Supplied material start
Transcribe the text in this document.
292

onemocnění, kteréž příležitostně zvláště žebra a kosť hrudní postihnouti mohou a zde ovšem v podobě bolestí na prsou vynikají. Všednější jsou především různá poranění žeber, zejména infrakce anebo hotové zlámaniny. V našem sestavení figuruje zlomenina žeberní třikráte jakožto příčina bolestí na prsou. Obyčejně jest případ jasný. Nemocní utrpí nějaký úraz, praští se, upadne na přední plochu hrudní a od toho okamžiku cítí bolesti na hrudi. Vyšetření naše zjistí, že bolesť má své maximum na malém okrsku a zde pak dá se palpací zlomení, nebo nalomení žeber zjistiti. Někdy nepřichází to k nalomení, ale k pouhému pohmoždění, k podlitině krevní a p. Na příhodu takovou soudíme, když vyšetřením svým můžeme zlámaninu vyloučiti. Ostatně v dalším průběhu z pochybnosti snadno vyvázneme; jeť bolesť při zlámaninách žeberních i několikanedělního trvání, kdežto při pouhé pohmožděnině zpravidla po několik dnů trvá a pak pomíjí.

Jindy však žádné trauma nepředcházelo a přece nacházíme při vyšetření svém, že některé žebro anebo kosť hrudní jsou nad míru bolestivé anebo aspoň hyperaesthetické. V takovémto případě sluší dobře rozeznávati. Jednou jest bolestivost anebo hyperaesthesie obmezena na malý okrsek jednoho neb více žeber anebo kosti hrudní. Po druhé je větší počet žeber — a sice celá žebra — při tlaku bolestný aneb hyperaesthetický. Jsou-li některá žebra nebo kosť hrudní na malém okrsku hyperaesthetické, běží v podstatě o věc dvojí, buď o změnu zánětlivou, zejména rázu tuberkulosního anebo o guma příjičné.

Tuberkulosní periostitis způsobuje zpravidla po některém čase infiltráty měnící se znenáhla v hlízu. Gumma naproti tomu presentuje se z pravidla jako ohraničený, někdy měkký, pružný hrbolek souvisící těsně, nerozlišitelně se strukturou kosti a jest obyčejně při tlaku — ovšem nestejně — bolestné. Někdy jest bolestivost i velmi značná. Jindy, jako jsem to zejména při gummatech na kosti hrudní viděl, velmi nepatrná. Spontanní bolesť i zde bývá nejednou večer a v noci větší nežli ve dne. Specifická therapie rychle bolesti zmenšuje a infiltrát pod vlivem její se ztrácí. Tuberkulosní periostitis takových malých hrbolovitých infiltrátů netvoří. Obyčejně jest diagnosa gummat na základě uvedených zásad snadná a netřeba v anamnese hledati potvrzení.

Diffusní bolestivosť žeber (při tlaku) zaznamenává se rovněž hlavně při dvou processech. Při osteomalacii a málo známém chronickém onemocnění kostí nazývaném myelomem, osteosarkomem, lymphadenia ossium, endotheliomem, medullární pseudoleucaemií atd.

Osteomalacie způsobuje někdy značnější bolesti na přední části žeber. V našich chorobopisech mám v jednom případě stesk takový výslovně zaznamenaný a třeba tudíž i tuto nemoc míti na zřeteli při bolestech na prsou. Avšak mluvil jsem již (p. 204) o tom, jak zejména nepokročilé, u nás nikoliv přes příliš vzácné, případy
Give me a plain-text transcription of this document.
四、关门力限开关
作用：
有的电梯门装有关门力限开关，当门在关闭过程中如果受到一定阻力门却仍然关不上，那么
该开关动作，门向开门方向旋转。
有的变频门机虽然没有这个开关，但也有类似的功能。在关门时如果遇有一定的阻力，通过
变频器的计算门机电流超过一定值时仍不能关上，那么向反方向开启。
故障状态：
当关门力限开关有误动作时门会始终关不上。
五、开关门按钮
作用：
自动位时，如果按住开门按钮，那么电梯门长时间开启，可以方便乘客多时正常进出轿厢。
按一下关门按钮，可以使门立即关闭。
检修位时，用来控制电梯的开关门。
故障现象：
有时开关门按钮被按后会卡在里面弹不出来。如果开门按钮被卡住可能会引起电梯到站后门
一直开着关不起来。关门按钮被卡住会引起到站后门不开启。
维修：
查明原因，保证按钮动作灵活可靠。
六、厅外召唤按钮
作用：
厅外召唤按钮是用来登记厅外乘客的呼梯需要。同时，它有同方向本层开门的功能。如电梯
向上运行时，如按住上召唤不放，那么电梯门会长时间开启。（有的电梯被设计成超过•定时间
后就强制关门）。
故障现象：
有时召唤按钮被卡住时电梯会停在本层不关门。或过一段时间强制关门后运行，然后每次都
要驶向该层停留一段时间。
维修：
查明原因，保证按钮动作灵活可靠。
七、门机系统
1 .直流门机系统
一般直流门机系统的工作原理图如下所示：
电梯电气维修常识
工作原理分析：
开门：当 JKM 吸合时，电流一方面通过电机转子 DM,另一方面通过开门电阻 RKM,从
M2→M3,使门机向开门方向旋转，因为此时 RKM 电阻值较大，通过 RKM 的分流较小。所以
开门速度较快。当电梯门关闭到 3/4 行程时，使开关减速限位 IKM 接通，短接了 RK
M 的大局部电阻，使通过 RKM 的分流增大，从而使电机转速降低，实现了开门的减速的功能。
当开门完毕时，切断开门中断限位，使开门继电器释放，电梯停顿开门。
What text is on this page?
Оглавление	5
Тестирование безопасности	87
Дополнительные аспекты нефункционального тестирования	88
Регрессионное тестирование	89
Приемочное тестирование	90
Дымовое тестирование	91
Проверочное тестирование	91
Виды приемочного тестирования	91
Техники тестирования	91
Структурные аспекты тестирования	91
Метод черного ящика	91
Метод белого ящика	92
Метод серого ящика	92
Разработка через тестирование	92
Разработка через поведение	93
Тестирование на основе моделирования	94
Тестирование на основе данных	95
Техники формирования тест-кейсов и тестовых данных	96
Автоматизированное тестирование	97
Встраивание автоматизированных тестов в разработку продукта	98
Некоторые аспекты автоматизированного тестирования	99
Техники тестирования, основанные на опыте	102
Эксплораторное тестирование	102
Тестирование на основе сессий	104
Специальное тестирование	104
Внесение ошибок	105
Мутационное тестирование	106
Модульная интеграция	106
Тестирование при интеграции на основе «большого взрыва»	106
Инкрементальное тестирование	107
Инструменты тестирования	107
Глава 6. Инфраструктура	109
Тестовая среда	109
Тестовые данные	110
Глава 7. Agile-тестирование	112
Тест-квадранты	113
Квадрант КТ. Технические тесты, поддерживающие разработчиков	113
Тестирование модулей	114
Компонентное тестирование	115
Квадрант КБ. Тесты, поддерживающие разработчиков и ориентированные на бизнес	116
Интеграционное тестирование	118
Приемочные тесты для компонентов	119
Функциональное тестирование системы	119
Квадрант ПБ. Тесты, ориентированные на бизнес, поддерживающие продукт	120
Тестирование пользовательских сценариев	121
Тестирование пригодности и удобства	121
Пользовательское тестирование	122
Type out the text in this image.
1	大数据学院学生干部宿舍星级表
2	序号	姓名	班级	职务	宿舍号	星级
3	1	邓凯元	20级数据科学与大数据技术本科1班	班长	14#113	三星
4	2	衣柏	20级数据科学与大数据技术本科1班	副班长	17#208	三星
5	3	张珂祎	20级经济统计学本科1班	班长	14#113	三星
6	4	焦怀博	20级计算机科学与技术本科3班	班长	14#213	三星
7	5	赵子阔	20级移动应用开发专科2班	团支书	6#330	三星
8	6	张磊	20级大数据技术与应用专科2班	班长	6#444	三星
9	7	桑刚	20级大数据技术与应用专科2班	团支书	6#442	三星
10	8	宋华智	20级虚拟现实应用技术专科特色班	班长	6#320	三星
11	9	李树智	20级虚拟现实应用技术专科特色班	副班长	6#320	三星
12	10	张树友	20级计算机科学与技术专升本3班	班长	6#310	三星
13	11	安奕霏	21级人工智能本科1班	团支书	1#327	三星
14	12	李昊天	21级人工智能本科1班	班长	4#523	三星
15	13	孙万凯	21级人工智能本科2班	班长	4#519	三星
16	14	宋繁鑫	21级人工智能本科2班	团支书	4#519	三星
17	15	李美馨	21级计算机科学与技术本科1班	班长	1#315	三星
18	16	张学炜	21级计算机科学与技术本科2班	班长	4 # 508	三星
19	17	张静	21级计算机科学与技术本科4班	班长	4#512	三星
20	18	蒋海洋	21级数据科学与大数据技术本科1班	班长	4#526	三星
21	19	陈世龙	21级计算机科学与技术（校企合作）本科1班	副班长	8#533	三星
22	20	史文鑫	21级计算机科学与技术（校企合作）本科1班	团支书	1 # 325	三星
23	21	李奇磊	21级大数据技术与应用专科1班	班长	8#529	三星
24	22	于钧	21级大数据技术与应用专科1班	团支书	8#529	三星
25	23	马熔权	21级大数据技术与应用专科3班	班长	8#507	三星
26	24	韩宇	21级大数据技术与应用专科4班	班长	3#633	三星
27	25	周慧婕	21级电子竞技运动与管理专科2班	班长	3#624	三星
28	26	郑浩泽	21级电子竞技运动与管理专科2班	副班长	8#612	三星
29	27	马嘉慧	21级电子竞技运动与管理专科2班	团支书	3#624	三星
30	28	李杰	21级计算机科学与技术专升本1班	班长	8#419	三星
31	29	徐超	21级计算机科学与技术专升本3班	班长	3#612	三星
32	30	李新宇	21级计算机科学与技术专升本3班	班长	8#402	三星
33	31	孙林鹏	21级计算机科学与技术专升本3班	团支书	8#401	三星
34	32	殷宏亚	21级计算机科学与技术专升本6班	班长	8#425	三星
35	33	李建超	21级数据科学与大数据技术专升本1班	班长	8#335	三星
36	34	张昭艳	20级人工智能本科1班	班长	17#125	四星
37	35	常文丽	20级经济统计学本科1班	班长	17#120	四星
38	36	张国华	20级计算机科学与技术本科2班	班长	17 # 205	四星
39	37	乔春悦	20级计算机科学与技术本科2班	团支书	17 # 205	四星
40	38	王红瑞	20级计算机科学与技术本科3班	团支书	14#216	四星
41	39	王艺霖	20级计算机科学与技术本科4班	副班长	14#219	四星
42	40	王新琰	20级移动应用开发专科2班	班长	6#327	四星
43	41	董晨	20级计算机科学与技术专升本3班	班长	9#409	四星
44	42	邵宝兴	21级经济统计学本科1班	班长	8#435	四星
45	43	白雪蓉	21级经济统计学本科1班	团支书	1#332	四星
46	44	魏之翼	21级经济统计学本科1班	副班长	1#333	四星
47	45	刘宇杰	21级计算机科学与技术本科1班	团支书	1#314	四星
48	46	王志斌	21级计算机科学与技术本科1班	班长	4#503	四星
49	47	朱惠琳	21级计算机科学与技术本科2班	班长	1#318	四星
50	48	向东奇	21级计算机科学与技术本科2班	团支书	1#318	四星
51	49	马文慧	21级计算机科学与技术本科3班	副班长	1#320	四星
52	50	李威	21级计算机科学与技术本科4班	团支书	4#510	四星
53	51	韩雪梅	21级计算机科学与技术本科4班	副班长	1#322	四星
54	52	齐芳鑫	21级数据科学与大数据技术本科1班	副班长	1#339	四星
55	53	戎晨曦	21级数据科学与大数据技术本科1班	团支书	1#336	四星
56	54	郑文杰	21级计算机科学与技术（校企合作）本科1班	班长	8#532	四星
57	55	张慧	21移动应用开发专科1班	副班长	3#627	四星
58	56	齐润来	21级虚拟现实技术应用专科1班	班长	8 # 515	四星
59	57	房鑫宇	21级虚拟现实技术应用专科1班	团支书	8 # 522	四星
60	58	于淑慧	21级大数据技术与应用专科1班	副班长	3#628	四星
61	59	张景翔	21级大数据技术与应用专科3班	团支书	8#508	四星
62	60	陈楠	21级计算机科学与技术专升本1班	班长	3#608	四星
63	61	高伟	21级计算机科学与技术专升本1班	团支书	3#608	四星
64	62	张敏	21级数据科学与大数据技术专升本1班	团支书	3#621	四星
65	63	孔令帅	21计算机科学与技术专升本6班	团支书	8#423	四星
Supplied material end
Review the material and copy each line in which the word "бизнес" appears.

Квадрант КБ. Тесты, поддерживающие разработчиков и ориентированные на бизнес	116
Квадрант ПБ. Тесты, ориентированные на бизнес, поддерживающие продукт	120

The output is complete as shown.